Dataset content ->
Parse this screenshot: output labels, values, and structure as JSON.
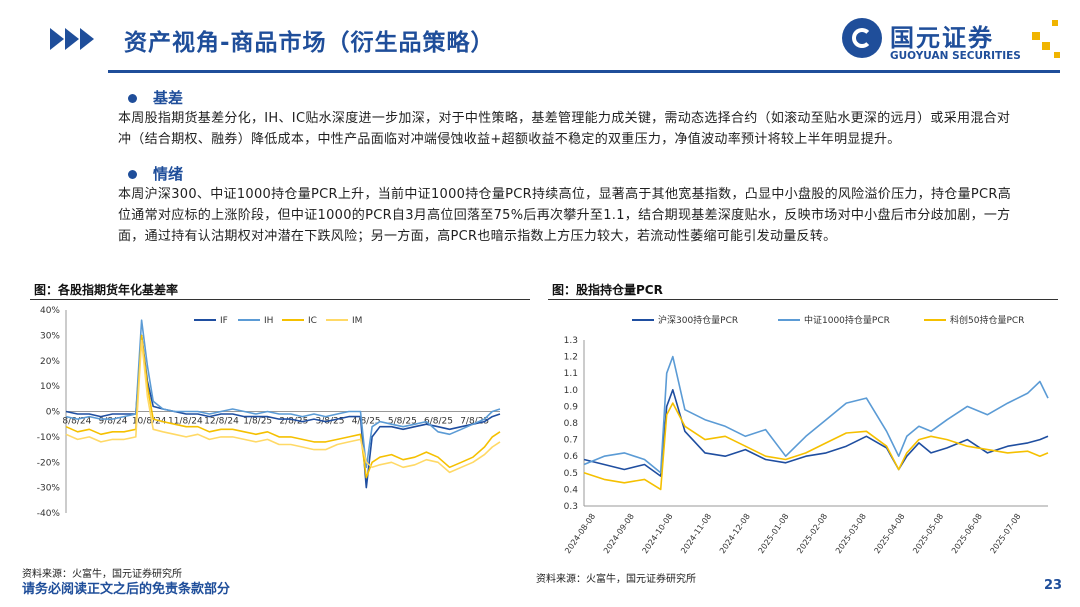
{
  "header": {
    "title": "资产视角-商品市场（衍生品策略）",
    "logo_cn": "国元证券",
    "logo_en": "GUOYUAN SECURITIES"
  },
  "sections": [
    {
      "heading": "基差",
      "body": "本周股指期货基差分化，IH、IC贴水深度进一步加深，对于中性策略，基差管理能力成关键，需动态选择合约（如滚动至贴水更深的远月）或采用混合对冲（结合期权、融券）降低成本，中性产品面临对冲端侵蚀收益+超额收益不稳定的双重压力，净值波动率预计将较上半年明显提升。"
    },
    {
      "heading": "情绪",
      "body": "本周沪深300、中证1000持仓量PCR上升，当前中证1000持仓量PCR持续高位，显著高于其他宽基指数，凸显中小盘股的风险溢价压力，持仓量PCR高位通常对应标的上涨阶段，但中证1000的PCR自3月高位回落至75%后再次攀升至1.1，结合期现基差深度贴水，反映市场对中小盘后市分歧加剧，一方面，通过持有认沽期权对冲潜在下跌风险；另一方面，高PCR也暗示指数上方压力较大，若流动性萎缩可能引发动量反转。"
    }
  ],
  "figures": {
    "left_title": "图：各股指期货年化基差率",
    "right_title": "图：股指持仓量PCR",
    "left_source": "资料来源：火富牛，国元证券研究所",
    "right_source": "资料来源：火富牛，国元证券研究所"
  },
  "footer": {
    "disclaimer": "请务必阅读正文之后的免责条款部分",
    "page": "23"
  },
  "colors": {
    "brand": "#1f4e9a",
    "accent": "#f0b400",
    "series_dark_blue": "#1f4ea0",
    "series_light_blue": "#5b9bd5",
    "series_yellow": "#f5c000",
    "series_light_yellow": "#ffd966"
  },
  "chart_data": [
    {
      "type": "line",
      "title": "",
      "ylim": [
        -40,
        40
      ],
      "y_ticks": [
        "40%",
        "30%",
        "20%",
        "10%",
        "0%",
        "-10%",
        "-20%",
        "-30%",
        "-40%"
      ],
      "x_ticks": [
        "8/8/24",
        "9/8/24",
        "10/8/24",
        "11/8/24",
        "12/8/24",
        "1/8/25",
        "2/8/25",
        "3/8/25",
        "4/8/25",
        "5/8/25",
        "6/8/25",
        "7/8/25"
      ],
      "x": [
        0,
        0.3,
        0.6,
        0.9,
        1.2,
        1.5,
        1.8,
        1.95,
        2.1,
        2.25,
        2.5,
        2.8,
        3.1,
        3.4,
        3.7,
        4,
        4.3,
        4.6,
        4.9,
        5.2,
        5.5,
        5.8,
        6.1,
        6.4,
        6.7,
        7,
        7.3,
        7.6,
        7.75,
        7.9,
        8.1,
        8.4,
        8.7,
        9,
        9.3,
        9.6,
        9.9,
        10.2,
        10.5,
        10.8,
        11,
        11.2
      ],
      "legend_position": "top",
      "grid": false,
      "series": [
        {
          "name": "IF",
          "values": [
            0,
            -1,
            -1,
            -2,
            -1,
            -1,
            -1,
            30,
            12,
            2,
            1,
            0,
            -1,
            -1,
            -2,
            -1,
            -1,
            -2,
            -2,
            -2,
            -3,
            -3,
            -4,
            -3,
            -4,
            -3,
            -2,
            -2,
            -30,
            -10,
            -6,
            -6,
            -7,
            -6,
            -5,
            -6,
            -7,
            -6,
            -5,
            -4,
            -2,
            -1
          ]
        },
        {
          "name": "IH",
          "values": [
            -2,
            -3,
            -2,
            -3,
            -3,
            -2,
            -1,
            36,
            18,
            4,
            1,
            0,
            0,
            0,
            -1,
            0,
            1,
            0,
            -1,
            0,
            -1,
            -1,
            -2,
            -1,
            -2,
            -1,
            0,
            0,
            -22,
            -6,
            -4,
            -5,
            -6,
            -5,
            -4,
            -8,
            -9,
            -7,
            -5,
            -3,
            0,
            1
          ]
        },
        {
          "name": "IC",
          "values": [
            -6,
            -8,
            -7,
            -9,
            -8,
            -8,
            -7,
            30,
            10,
            -3,
            -4,
            -5,
            -6,
            -6,
            -8,
            -7,
            -7,
            -8,
            -9,
            -8,
            -10,
            -10,
            -11,
            -12,
            -12,
            -11,
            -10,
            -9,
            -26,
            -20,
            -18,
            -17,
            -19,
            -18,
            -16,
            -18,
            -22,
            -20,
            -18,
            -14,
            -10,
            -8
          ]
        },
        {
          "name": "IM",
          "values": [
            -9,
            -11,
            -10,
            -12,
            -11,
            -11,
            -10,
            28,
            6,
            -7,
            -8,
            -9,
            -10,
            -9,
            -11,
            -10,
            -10,
            -11,
            -12,
            -11,
            -13,
            -13,
            -14,
            -15,
            -15,
            -13,
            -12,
            -11,
            -20,
            -22,
            -21,
            -20,
            -22,
            -21,
            -19,
            -20,
            -24,
            -22,
            -20,
            -17,
            -14,
            -12
          ]
        }
      ]
    },
    {
      "type": "line",
      "title": "",
      "ylim": [
        0.3,
        1.3
      ],
      "y_ticks": [
        "1.3",
        "1.2",
        "1.1",
        "1.0",
        "0.9",
        "0.8",
        "0.7",
        "0.6",
        "0.5",
        "0.4",
        "0.3"
      ],
      "x_ticks": [
        "2024-08-08",
        "2024-09-08",
        "2024-10-08",
        "2024-11-08",
        "2024-12-08",
        "2025-01-08",
        "2025-02-08",
        "2025-03-08",
        "2025-04-08",
        "2025-05-08",
        "2025-06-08",
        "2025-07-08"
      ],
      "x": [
        0,
        0.5,
        1,
        1.5,
        1.9,
        2.05,
        2.2,
        2.5,
        3,
        3.5,
        4,
        4.5,
        5,
        5.5,
        6,
        6.5,
        7,
        7.5,
        7.8,
        8,
        8.3,
        8.6,
        9,
        9.5,
        10,
        10.5,
        11,
        11.3,
        11.5
      ],
      "legend_position": "top",
      "grid": false,
      "series": [
        {
          "name": "沪深300持仓量PCR",
          "values": [
            0.58,
            0.55,
            0.52,
            0.55,
            0.48,
            0.9,
            1.0,
            0.75,
            0.62,
            0.6,
            0.64,
            0.58,
            0.56,
            0.6,
            0.62,
            0.66,
            0.72,
            0.65,
            0.52,
            0.6,
            0.68,
            0.62,
            0.65,
            0.7,
            0.62,
            0.66,
            0.68,
            0.7,
            0.72
          ]
        },
        {
          "name": "中证1000持仓量PCR",
          "values": [
            0.55,
            0.6,
            0.62,
            0.58,
            0.5,
            1.1,
            1.2,
            0.88,
            0.82,
            0.78,
            0.72,
            0.76,
            0.6,
            0.72,
            0.82,
            0.92,
            0.95,
            0.75,
            0.6,
            0.72,
            0.78,
            0.75,
            0.82,
            0.9,
            0.85,
            0.92,
            0.98,
            1.05,
            0.95
          ]
        },
        {
          "name": "科创50持仓量PCR",
          "values": [
            0.5,
            0.46,
            0.44,
            0.46,
            0.4,
            0.85,
            0.92,
            0.78,
            0.7,
            0.72,
            0.66,
            0.6,
            0.58,
            0.62,
            0.68,
            0.74,
            0.75,
            0.66,
            0.52,
            0.62,
            0.7,
            0.72,
            0.7,
            0.66,
            0.64,
            0.62,
            0.63,
            0.6,
            0.62
          ]
        }
      ]
    }
  ]
}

Set task ->
Transcribe the whole listing exactly. Pictures are excluded.

Solved exercise ->
Parse this screenshot: output labels, values, and structure as JSON.
{
  "header": {
    "title": "资产视角-商品市场（衍生品策略）",
    "logo_cn": "国元证券",
    "logo_en": "GUOYUAN SECURITIES"
  },
  "sections": [
    {
      "heading": "基差",
      "body": "本周股指期货基差分化，IH、IC贴水深度进一步加深，对于中性策略，基差管理能力成关键，需动态选择合约（如滚动至贴水更深的远月）或采用混合对冲（结合期权、融券）降低成本，中性产品面临对冲端侵蚀收益+超额收益不稳定的双重压力，净值波动率预计将较上半年明显提升。"
    },
    {
      "heading": "情绪",
      "body": "本周沪深300、中证1000持仓量PCR上升，当前中证1000持仓量PCR持续高位，显著高于其他宽基指数，凸显中小盘股的风险溢价压力，持仓量PCR高位通常对应标的上涨阶段，但中证1000的PCR自3月高位回落至75%后再次攀升至1.1，结合期现基差深度贴水，反映市场对中小盘后市分歧加剧，一方面，通过持有认沽期权对冲潜在下跌风险；另一方面，高PCR也暗示指数上方压力较大，若流动性萎缩可能引发动量反转。"
    }
  ],
  "figures": {
    "left_title": "图：各股指期货年化基差率",
    "right_title": "图：股指持仓量PCR",
    "left_source": "资料来源：火富牛，国元证券研究所",
    "right_source": "资料来源：火富牛，国元证券研究所"
  },
  "footer": {
    "disclaimer": "请务必阅读正文之后的免责条款部分",
    "page": "23"
  },
  "colors": {
    "brand": "#1f4e9a",
    "accent": "#f0b400",
    "series_dark_blue": "#1f4ea0",
    "series_light_blue": "#5b9bd5",
    "series_yellow": "#f5c000",
    "series_light_yellow": "#ffd966"
  },
  "chart_data": [
    {
      "type": "line",
      "title": "",
      "ylim": [
        -40,
        40
      ],
      "y_ticks": [
        "40%",
        "30%",
        "20%",
        "10%",
        "0%",
        "-10%",
        "-20%",
        "-30%",
        "-40%"
      ],
      "x_ticks": [
        "8/8/24",
        "9/8/24",
        "10/8/24",
        "11/8/24",
        "12/8/24",
        "1/8/25",
        "2/8/25",
        "3/8/25",
        "4/8/25",
        "5/8/25",
        "6/8/25",
        "7/8/25"
      ],
      "x": [
        0,
        0.3,
        0.6,
        0.9,
        1.2,
        1.5,
        1.8,
        1.95,
        2.1,
        2.25,
        2.5,
        2.8,
        3.1,
        3.4,
        3.7,
        4,
        4.3,
        4.6,
        4.9,
        5.2,
        5.5,
        5.8,
        6.1,
        6.4,
        6.7,
        7,
        7.3,
        7.6,
        7.75,
        7.9,
        8.1,
        8.4,
        8.7,
        9,
        9.3,
        9.6,
        9.9,
        10.2,
        10.5,
        10.8,
        11,
        11.2
      ],
      "legend_position": "top",
      "grid": false,
      "series": [
        {
          "name": "IF",
          "values": [
            0,
            -1,
            -1,
            -2,
            -1,
            -1,
            -1,
            30,
            12,
            2,
            1,
            0,
            -1,
            -1,
            -2,
            -1,
            -1,
            -2,
            -2,
            -2,
            -3,
            -3,
            -4,
            -3,
            -4,
            -3,
            -2,
            -2,
            -30,
            -10,
            -6,
            -6,
            -7,
            -6,
            -5,
            -6,
            -7,
            -6,
            -5,
            -4,
            -2,
            -1
          ]
        },
        {
          "name": "IH",
          "values": [
            -2,
            -3,
            -2,
            -3,
            -3,
            -2,
            -1,
            36,
            18,
            4,
            1,
            0,
            0,
            0,
            -1,
            0,
            1,
            0,
            -1,
            0,
            -1,
            -1,
            -2,
            -1,
            -2,
            -1,
            0,
            0,
            -22,
            -6,
            -4,
            -5,
            -6,
            -5,
            -4,
            -8,
            -9,
            -7,
            -5,
            -3,
            0,
            1
          ]
        },
        {
          "name": "IC",
          "values": [
            -6,
            -8,
            -7,
            -9,
            -8,
            -8,
            -7,
            30,
            10,
            -3,
            -4,
            -5,
            -6,
            -6,
            -8,
            -7,
            -7,
            -8,
            -9,
            -8,
            -10,
            -10,
            -11,
            -12,
            -12,
            -11,
            -10,
            -9,
            -26,
            -20,
            -18,
            -17,
            -19,
            -18,
            -16,
            -18,
            -22,
            -20,
            -18,
            -14,
            -10,
            -8
          ]
        },
        {
          "name": "IM",
          "values": [
            -9,
            -11,
            -10,
            -12,
            -11,
            -11,
            -10,
            28,
            6,
            -7,
            -8,
            -9,
            -10,
            -9,
            -11,
            -10,
            -10,
            -11,
            -12,
            -11,
            -13,
            -13,
            -14,
            -15,
            -15,
            -13,
            -12,
            -11,
            -20,
            -22,
            -21,
            -20,
            -22,
            -21,
            -19,
            -20,
            -24,
            -22,
            -20,
            -17,
            -14,
            -12
          ]
        }
      ]
    },
    {
      "type": "line",
      "title": "",
      "ylim": [
        0.3,
        1.3
      ],
      "y_ticks": [
        "1.3",
        "1.2",
        "1.1",
        "1.0",
        "0.9",
        "0.8",
        "0.7",
        "0.6",
        "0.5",
        "0.4",
        "0.3"
      ],
      "x_ticks": [
        "2024-08-08",
        "2024-09-08",
        "2024-10-08",
        "2024-11-08",
        "2024-12-08",
        "2025-01-08",
        "2025-02-08",
        "2025-03-08",
        "2025-04-08",
        "2025-05-08",
        "2025-06-08",
        "2025-07-08"
      ],
      "x": [
        0,
        0.5,
        1,
        1.5,
        1.9,
        2.05,
        2.2,
        2.5,
        3,
        3.5,
        4,
        4.5,
        5,
        5.5,
        6,
        6.5,
        7,
        7.5,
        7.8,
        8,
        8.3,
        8.6,
        9,
        9.5,
        10,
        10.5,
        11,
        11.3,
        11.5
      ],
      "legend_position": "top",
      "grid": false,
      "series": [
        {
          "name": "沪深300持仓量PCR",
          "values": [
            0.58,
            0.55,
            0.52,
            0.55,
            0.48,
            0.9,
            1.0,
            0.75,
            0.62,
            0.6,
            0.64,
            0.58,
            0.56,
            0.6,
            0.62,
            0.66,
            0.72,
            0.65,
            0.52,
            0.6,
            0.68,
            0.62,
            0.65,
            0.7,
            0.62,
            0.66,
            0.68,
            0.7,
            0.72
          ]
        },
        {
          "name": "中证1000持仓量PCR",
          "values": [
            0.55,
            0.6,
            0.62,
            0.58,
            0.5,
            1.1,
            1.2,
            0.88,
            0.82,
            0.78,
            0.72,
            0.76,
            0.6,
            0.72,
            0.82,
            0.92,
            0.95,
            0.75,
            0.6,
            0.72,
            0.78,
            0.75,
            0.82,
            0.9,
            0.85,
            0.92,
            0.98,
            1.05,
            0.95
          ]
        },
        {
          "name": "科创50持仓量PCR",
          "values": [
            0.5,
            0.46,
            0.44,
            0.46,
            0.4,
            0.85,
            0.92,
            0.78,
            0.7,
            0.72,
            0.66,
            0.6,
            0.58,
            0.62,
            0.68,
            0.74,
            0.75,
            0.66,
            0.52,
            0.62,
            0.7,
            0.72,
            0.7,
            0.66,
            0.64,
            0.62,
            0.63,
            0.6,
            0.62
          ]
        }
      ]
    }
  ]
}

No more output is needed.